Count up the lines in the following listing that hold the word "title", then give only that count.

────

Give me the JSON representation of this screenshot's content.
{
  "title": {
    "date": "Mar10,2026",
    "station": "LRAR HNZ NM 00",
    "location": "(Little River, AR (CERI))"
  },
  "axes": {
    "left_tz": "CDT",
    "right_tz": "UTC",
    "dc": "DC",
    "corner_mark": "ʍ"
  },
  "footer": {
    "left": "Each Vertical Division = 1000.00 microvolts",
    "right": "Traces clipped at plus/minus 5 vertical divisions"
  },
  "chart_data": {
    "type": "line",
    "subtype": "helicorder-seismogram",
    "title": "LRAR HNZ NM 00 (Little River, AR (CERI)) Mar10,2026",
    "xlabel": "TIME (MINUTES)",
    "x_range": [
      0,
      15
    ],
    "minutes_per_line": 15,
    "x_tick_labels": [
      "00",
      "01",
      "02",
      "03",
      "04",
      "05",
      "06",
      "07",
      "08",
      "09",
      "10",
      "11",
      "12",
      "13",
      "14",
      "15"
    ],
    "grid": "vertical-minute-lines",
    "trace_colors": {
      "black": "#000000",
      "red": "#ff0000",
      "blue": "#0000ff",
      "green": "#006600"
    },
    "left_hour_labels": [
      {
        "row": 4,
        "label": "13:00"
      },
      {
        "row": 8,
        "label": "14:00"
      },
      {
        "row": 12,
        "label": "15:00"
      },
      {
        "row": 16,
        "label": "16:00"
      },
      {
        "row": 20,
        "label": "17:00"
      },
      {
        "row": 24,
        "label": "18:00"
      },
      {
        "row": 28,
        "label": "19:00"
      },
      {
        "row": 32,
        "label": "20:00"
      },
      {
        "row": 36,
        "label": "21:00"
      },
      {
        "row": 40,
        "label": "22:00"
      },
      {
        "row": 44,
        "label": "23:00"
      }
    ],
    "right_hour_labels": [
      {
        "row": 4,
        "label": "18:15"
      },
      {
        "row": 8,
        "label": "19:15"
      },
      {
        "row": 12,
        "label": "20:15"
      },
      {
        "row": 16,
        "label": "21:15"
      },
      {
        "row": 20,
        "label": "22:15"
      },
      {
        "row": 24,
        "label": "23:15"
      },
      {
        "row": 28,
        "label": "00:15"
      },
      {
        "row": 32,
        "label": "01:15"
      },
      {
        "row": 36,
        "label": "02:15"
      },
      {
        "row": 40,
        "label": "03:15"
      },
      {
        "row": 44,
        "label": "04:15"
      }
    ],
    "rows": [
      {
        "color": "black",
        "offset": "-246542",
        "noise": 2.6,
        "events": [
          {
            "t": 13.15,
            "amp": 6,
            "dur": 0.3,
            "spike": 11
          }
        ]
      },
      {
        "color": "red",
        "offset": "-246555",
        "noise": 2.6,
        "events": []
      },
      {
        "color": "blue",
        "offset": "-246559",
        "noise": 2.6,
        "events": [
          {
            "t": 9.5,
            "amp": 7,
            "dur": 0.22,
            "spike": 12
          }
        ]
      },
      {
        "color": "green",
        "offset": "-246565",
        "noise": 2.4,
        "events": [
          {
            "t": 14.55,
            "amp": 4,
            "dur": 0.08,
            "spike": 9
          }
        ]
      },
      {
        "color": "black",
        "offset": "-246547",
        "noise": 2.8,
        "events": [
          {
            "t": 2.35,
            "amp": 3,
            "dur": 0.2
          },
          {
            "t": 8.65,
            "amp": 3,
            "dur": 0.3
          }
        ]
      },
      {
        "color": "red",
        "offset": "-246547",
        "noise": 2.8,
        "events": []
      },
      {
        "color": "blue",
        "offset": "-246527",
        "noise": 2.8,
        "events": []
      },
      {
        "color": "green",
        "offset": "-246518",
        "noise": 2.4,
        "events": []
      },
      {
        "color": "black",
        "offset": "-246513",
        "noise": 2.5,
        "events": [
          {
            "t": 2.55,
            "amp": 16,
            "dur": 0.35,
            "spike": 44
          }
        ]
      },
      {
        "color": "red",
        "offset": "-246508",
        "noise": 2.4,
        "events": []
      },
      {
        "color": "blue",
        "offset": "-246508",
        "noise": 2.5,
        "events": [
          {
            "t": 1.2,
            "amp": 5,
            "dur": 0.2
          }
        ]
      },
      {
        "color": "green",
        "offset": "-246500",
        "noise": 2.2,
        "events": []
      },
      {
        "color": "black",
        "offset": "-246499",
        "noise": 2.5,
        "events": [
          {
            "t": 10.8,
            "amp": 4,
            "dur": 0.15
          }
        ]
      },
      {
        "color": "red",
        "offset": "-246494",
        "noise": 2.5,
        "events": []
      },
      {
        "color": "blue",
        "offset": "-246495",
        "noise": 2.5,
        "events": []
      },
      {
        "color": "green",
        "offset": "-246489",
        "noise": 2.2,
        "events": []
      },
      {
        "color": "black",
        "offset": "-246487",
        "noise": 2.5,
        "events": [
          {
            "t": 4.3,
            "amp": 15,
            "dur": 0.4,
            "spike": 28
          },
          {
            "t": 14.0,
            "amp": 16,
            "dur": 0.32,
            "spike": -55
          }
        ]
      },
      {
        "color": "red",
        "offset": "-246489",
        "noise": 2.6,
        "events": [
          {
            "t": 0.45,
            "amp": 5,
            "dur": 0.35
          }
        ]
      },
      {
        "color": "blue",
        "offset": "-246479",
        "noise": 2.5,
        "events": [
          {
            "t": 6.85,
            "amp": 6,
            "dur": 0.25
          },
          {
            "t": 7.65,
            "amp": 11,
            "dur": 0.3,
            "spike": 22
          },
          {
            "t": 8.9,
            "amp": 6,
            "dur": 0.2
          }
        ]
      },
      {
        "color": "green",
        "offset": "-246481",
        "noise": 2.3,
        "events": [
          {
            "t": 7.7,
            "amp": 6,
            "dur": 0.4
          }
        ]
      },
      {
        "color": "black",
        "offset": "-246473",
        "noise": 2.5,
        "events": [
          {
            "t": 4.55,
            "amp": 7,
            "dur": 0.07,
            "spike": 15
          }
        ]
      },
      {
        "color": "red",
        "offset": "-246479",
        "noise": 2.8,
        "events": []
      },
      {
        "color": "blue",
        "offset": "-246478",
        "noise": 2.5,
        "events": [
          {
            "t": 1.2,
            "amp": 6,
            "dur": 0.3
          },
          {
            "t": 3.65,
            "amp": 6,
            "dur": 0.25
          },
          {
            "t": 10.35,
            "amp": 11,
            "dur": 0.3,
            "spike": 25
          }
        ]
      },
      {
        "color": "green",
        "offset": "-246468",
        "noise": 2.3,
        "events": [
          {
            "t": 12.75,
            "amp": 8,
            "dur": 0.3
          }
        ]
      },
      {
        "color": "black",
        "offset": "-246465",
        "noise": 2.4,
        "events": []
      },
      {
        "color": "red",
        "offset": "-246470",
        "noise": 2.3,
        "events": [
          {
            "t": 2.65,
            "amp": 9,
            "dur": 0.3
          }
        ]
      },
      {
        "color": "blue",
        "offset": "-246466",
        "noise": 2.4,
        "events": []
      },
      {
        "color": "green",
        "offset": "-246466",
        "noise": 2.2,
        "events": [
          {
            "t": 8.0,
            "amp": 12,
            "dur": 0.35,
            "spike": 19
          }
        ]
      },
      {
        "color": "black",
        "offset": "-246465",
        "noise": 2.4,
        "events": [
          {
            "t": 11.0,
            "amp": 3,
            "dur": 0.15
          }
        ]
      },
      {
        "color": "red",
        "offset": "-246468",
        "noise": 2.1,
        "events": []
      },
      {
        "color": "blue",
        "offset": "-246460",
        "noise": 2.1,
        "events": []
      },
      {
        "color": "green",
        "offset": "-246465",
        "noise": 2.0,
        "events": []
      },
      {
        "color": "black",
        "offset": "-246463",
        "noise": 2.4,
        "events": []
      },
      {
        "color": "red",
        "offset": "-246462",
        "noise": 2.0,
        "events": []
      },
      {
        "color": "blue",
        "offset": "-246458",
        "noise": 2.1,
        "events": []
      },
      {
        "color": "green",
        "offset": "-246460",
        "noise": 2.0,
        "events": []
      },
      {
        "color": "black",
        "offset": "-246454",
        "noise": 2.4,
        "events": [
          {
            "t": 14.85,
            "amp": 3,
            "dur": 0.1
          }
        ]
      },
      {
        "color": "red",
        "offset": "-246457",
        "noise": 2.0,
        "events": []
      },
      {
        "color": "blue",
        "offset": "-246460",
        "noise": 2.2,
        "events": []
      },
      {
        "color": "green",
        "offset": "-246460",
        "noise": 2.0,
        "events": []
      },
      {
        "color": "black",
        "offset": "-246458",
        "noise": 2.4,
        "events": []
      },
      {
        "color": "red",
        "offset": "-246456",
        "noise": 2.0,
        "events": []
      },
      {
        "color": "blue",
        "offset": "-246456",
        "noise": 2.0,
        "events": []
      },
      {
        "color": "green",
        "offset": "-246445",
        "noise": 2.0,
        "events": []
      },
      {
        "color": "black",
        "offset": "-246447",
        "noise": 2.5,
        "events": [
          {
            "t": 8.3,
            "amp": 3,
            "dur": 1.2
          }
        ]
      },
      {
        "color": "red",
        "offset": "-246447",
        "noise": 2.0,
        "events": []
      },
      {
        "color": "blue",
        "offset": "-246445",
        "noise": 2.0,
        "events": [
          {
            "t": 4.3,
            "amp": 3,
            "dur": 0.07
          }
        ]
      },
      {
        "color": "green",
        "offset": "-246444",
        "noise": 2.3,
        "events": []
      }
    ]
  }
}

────

- **RESPONSE TO THE EXERCISE**: 2